Count lines with "this" in them. Report only the total.

◆ ◆ ◆ ◆ ◆

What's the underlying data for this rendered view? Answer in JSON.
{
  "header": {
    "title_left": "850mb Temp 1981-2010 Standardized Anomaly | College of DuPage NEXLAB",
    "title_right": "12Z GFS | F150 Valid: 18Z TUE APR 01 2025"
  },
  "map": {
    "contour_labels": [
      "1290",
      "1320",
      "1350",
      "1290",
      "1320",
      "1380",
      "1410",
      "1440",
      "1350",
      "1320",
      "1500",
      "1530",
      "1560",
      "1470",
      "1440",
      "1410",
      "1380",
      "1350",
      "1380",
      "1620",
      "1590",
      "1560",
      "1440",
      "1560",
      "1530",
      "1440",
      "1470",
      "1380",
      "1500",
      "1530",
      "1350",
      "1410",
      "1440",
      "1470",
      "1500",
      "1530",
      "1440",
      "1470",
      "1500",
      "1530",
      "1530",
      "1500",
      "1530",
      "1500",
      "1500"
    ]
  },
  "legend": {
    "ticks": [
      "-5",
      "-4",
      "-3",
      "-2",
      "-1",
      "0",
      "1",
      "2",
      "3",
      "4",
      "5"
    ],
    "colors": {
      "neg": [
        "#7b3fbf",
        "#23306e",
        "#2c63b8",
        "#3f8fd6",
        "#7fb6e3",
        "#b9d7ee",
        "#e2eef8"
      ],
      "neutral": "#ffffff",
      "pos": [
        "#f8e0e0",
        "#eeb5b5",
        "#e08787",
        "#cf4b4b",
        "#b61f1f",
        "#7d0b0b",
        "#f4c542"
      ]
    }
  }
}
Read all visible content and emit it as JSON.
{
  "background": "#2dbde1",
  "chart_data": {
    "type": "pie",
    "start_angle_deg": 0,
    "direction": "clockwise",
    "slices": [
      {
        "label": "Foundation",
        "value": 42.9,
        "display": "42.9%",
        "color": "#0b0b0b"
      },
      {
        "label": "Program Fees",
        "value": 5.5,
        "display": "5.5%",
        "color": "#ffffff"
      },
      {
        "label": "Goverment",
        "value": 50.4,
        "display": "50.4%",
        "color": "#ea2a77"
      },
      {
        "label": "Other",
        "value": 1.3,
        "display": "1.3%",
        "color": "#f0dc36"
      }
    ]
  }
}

◆ ◆ ◆ ◆ ◆

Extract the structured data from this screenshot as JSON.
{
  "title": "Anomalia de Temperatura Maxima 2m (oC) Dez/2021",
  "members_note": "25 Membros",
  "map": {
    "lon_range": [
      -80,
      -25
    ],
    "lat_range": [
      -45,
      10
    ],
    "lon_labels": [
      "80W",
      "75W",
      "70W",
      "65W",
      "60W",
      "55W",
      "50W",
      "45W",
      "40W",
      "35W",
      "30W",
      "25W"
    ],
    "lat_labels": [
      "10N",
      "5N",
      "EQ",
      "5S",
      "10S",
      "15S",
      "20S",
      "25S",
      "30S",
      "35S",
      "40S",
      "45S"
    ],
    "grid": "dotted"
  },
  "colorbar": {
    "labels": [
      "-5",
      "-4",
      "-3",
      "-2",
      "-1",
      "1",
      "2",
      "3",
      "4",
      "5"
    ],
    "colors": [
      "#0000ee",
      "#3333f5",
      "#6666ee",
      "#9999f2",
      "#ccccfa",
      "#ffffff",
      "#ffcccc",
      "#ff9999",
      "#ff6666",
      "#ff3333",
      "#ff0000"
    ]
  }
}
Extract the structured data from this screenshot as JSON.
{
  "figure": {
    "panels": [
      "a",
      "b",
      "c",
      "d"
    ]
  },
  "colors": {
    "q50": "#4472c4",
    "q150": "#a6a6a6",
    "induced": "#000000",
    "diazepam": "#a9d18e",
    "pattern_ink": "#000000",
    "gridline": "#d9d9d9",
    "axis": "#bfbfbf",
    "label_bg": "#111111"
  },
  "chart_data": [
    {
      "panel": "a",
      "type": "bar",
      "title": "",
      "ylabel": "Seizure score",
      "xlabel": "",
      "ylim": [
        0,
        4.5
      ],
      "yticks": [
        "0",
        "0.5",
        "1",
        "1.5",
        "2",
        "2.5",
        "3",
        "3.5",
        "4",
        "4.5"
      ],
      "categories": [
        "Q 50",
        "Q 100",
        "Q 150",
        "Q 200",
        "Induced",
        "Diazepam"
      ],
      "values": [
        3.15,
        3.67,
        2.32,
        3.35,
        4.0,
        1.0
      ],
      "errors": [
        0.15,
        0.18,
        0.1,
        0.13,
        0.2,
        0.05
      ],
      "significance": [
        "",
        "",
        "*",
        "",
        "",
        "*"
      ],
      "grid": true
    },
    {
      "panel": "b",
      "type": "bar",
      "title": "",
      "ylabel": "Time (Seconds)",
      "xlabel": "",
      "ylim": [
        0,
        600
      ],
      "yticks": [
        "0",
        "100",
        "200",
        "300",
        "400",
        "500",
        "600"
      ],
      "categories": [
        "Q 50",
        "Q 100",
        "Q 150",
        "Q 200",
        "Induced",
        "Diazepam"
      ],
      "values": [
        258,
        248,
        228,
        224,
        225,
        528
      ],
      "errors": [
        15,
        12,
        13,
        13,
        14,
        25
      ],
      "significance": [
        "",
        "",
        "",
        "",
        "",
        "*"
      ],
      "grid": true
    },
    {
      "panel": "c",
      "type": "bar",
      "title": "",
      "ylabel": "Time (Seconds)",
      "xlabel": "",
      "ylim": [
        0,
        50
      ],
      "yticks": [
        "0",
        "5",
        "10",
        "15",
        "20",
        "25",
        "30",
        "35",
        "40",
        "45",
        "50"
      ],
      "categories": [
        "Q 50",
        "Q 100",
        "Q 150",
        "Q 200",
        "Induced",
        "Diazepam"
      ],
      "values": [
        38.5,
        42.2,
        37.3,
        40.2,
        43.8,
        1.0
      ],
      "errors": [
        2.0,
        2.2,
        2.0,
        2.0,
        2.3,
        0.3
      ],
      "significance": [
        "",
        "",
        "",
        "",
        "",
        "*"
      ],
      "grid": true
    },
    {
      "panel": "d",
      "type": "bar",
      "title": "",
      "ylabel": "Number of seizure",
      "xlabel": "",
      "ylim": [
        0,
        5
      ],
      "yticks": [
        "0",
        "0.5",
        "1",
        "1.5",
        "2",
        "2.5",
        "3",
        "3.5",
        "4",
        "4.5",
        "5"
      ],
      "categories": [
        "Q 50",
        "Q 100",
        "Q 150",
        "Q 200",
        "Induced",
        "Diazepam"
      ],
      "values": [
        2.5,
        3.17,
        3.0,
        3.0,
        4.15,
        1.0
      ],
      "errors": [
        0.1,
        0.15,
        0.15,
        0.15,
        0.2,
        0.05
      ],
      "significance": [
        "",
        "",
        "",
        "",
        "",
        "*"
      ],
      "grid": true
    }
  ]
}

◆ ◆ ◆ ◆ ◆

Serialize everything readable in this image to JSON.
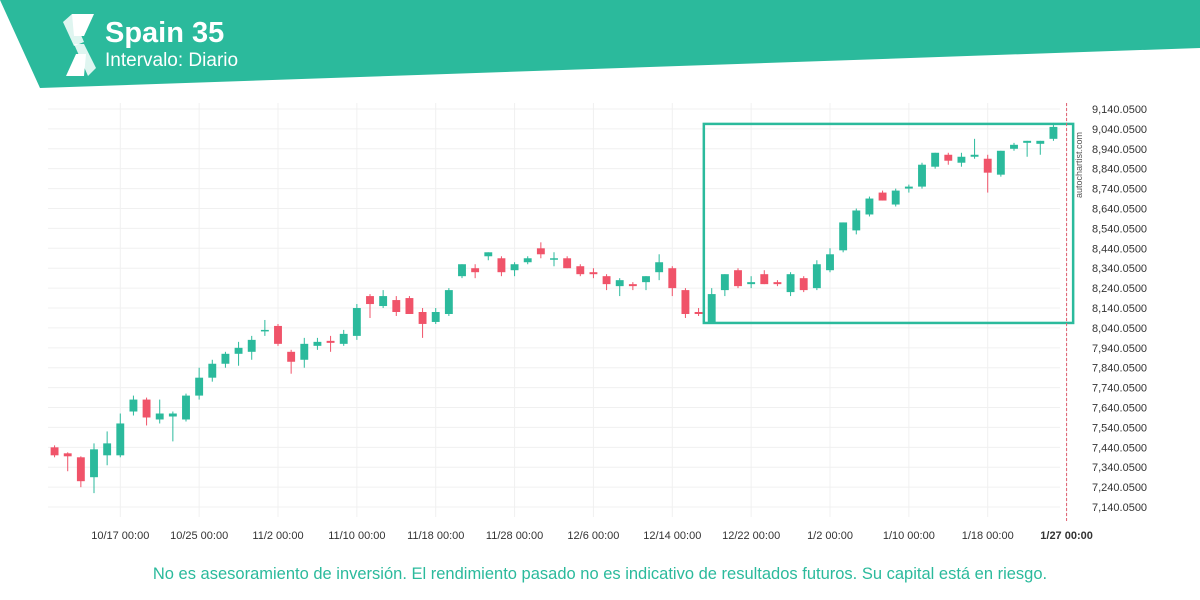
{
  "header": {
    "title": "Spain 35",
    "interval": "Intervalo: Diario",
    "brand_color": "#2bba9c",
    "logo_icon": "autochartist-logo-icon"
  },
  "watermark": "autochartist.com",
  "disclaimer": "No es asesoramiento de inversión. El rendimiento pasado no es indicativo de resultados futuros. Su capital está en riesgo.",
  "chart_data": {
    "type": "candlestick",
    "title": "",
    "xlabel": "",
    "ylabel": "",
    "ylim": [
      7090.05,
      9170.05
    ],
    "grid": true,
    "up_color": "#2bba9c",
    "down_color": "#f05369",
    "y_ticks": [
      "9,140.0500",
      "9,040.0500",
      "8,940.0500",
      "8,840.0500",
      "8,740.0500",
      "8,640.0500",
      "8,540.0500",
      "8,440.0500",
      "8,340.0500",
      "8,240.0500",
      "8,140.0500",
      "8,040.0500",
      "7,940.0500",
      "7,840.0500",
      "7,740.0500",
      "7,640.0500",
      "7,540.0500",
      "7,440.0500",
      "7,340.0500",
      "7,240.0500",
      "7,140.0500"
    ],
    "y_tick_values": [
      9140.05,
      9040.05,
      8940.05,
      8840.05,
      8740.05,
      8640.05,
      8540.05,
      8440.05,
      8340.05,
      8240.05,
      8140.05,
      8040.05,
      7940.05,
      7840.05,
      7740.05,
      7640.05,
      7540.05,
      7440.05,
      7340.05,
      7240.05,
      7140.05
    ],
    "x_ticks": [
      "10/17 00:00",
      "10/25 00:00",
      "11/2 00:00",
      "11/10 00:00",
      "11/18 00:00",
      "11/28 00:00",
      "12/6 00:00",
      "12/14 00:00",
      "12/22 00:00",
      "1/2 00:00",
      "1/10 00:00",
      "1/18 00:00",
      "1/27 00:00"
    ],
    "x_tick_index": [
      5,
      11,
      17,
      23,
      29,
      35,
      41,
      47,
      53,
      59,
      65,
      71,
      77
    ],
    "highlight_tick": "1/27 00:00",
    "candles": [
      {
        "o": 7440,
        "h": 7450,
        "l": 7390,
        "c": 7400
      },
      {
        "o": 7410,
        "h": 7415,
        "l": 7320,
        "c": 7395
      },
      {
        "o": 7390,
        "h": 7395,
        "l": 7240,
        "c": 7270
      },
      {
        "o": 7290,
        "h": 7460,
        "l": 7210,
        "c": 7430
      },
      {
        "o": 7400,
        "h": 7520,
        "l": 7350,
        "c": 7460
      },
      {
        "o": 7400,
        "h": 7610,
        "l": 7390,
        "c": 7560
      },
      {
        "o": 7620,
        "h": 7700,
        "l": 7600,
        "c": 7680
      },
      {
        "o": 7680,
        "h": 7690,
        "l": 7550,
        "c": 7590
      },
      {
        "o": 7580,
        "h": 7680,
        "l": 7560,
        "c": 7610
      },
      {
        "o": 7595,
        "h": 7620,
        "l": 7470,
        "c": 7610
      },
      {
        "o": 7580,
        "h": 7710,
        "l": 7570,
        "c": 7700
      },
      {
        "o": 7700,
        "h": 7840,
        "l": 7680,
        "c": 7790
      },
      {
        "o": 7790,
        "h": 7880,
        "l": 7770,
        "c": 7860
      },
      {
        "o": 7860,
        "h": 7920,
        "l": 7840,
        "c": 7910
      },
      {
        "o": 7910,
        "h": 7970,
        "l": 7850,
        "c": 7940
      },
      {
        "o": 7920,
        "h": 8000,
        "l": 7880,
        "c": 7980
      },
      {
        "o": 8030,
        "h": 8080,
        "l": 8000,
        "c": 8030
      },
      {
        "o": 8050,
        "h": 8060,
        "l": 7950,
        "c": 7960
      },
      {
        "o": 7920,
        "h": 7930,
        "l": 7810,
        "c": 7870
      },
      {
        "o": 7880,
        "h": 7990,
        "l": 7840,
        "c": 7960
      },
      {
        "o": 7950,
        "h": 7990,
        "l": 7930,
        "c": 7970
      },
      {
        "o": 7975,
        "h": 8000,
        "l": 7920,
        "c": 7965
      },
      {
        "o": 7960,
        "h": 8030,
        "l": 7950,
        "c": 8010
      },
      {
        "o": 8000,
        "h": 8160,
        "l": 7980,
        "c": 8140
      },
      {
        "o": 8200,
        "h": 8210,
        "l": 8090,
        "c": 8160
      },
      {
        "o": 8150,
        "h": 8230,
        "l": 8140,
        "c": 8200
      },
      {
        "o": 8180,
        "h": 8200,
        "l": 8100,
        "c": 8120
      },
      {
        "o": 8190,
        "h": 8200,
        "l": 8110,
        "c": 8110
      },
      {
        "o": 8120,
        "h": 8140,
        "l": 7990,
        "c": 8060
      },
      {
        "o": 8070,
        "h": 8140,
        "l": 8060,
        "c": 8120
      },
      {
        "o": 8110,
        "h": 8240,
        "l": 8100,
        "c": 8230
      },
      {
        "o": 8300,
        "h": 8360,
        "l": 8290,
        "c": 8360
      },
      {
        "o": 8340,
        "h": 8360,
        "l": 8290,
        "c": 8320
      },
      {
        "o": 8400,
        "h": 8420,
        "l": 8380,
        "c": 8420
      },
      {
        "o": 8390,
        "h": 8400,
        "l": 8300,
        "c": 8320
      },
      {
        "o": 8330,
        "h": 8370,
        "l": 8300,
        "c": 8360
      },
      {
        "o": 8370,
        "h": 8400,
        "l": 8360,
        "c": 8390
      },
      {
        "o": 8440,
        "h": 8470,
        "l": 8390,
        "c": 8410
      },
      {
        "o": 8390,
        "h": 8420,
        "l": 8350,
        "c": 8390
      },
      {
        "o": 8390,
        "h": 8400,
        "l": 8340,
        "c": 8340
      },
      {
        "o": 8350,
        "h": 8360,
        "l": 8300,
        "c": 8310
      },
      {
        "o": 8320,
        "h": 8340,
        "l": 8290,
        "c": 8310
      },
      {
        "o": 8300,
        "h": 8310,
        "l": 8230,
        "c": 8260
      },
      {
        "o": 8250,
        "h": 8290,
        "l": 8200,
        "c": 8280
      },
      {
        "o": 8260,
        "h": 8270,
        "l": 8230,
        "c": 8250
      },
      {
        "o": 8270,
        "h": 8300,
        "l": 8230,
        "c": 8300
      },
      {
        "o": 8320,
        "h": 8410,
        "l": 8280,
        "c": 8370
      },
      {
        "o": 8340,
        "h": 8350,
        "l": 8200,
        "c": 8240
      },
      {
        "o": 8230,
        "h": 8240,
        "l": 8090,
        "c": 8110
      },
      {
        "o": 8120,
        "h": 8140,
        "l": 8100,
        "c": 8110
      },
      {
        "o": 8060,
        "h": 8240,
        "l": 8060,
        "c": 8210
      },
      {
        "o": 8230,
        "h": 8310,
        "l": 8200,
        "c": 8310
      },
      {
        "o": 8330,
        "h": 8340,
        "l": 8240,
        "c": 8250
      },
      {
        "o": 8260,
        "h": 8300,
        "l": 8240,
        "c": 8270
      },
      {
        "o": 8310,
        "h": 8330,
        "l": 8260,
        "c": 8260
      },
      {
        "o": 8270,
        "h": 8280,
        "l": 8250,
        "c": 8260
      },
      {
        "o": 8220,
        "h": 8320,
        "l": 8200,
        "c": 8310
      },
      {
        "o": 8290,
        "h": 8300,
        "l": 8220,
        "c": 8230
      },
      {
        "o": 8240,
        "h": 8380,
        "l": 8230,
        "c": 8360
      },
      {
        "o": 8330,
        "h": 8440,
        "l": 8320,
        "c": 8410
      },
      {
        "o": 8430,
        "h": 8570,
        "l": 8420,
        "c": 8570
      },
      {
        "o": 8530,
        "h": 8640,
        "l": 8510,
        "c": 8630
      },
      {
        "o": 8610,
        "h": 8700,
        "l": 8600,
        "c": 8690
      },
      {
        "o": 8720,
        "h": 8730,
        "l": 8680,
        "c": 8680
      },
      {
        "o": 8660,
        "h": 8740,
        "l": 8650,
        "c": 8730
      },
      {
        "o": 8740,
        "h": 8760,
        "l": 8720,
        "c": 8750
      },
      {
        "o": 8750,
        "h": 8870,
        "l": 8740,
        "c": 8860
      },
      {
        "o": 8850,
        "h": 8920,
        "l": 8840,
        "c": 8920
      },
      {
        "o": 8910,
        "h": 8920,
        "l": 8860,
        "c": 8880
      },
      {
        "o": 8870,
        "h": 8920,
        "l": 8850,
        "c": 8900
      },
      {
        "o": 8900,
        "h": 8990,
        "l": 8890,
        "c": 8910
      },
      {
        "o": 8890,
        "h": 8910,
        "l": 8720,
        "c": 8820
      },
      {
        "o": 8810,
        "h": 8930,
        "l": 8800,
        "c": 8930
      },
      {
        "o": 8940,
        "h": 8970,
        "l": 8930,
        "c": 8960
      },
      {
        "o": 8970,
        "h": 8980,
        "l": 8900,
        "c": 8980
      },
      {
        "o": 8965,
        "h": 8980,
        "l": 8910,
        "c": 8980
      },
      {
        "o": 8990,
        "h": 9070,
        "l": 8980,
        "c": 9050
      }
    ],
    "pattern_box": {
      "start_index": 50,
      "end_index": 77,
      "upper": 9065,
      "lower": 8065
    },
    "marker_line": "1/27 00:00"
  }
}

◆ ◆ ◆ ◆ ◆

● Exercise output: 4